TO DO – Give the count of lines containing the string "организацией", with no other output.

SOURCE DATA –
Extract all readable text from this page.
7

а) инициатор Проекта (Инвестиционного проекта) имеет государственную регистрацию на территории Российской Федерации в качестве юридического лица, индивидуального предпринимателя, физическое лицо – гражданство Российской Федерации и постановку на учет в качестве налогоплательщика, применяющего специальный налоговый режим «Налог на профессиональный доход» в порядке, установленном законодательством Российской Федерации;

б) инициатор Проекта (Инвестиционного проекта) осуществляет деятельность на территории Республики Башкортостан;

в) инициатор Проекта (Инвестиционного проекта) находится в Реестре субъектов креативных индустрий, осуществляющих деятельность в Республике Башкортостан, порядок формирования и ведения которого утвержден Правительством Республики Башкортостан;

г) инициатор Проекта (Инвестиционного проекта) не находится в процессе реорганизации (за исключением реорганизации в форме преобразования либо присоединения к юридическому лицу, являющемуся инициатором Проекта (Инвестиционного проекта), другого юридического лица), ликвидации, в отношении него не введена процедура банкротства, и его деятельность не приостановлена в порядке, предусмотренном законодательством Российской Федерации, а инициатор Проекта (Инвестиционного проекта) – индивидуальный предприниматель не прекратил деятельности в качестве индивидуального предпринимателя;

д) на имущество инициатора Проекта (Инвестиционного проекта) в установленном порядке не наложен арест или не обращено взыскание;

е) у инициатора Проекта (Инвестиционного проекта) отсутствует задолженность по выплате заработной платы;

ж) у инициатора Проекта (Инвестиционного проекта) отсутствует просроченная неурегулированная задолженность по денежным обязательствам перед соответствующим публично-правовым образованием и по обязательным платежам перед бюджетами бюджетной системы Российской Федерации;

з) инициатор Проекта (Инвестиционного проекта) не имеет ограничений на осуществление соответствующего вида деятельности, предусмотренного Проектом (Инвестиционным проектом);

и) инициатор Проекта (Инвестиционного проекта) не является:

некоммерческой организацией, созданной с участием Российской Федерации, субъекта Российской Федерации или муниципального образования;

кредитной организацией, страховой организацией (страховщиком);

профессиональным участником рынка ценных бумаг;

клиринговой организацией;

OUTPUT FOR THIS TASK – 3